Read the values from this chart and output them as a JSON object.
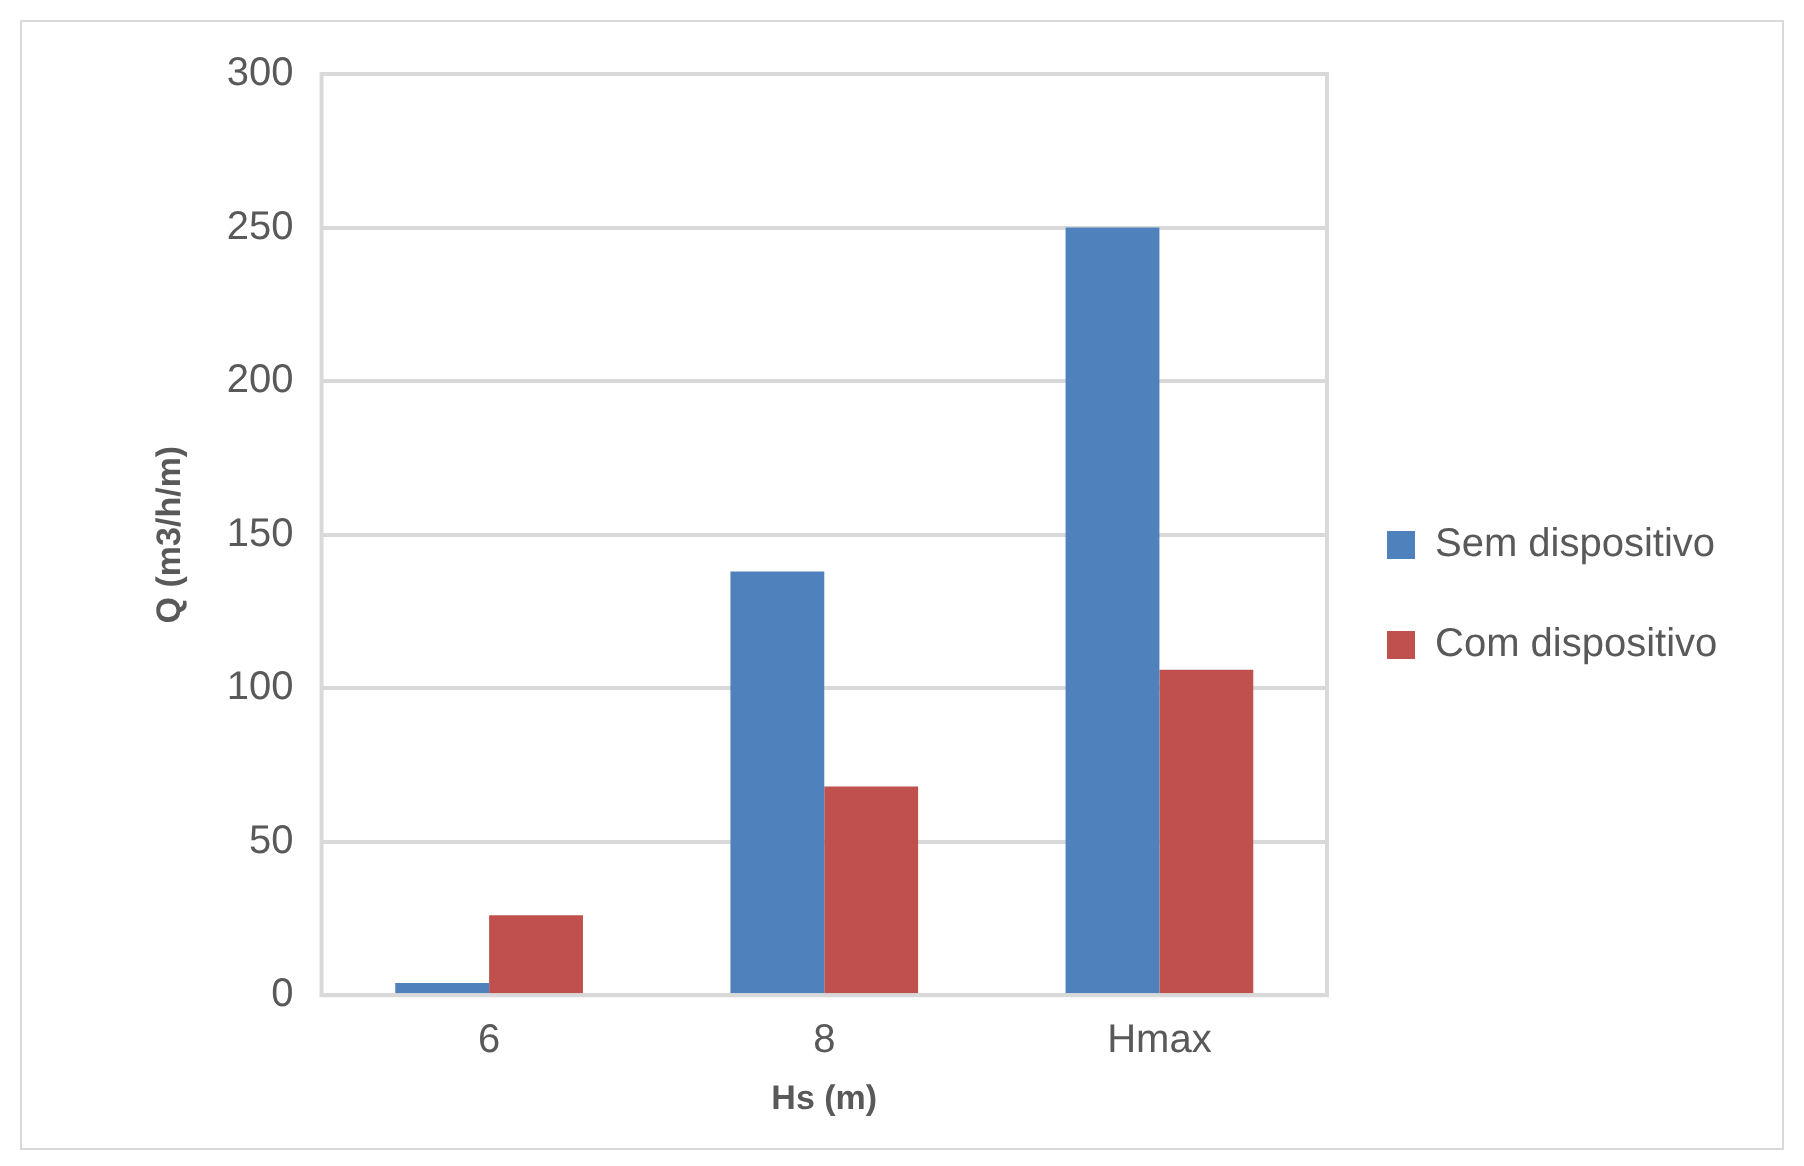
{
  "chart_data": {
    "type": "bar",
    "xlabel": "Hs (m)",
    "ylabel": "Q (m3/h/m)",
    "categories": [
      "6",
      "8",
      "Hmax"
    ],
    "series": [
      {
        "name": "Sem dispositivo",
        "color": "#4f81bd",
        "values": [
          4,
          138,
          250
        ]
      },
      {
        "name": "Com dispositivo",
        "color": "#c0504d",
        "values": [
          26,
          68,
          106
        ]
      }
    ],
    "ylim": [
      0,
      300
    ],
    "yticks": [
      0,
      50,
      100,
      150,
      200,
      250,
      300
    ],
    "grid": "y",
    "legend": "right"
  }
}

______

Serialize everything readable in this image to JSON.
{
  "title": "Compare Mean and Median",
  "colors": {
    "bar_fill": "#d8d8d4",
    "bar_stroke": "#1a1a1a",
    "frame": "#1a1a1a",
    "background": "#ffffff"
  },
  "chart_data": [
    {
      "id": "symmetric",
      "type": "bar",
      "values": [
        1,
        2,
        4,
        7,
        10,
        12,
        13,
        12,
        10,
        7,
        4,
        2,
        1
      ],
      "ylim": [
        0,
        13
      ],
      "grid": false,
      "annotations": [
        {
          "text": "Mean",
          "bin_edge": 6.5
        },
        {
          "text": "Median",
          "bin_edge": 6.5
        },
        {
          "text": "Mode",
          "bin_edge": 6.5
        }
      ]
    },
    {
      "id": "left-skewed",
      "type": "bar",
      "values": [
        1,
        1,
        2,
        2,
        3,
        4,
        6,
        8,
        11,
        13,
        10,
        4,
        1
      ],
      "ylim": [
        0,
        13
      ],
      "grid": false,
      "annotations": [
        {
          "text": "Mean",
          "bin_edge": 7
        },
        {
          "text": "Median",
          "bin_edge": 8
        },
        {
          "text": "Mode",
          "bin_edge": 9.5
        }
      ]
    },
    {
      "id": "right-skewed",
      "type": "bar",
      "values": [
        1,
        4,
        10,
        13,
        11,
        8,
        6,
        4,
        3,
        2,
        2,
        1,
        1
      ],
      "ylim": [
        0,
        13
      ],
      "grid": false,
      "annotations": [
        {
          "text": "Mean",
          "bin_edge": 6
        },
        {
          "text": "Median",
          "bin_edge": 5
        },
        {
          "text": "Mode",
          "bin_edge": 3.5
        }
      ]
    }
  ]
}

______

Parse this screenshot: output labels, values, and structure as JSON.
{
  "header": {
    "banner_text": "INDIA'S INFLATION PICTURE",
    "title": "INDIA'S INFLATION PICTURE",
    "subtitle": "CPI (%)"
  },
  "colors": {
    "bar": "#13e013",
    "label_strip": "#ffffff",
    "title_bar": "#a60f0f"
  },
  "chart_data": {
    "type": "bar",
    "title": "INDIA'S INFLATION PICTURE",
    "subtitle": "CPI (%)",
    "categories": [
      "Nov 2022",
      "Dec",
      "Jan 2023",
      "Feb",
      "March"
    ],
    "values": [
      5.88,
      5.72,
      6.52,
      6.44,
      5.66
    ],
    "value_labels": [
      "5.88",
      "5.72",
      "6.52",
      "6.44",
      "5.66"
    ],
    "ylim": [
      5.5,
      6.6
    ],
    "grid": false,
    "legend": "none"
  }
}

______

— Exercise prompt —
Which lines hold the word "ffffff"? Copy all of them.

— Response to the exercise —
    "background": "#ffffff"
    "label_strip": "#ffffff",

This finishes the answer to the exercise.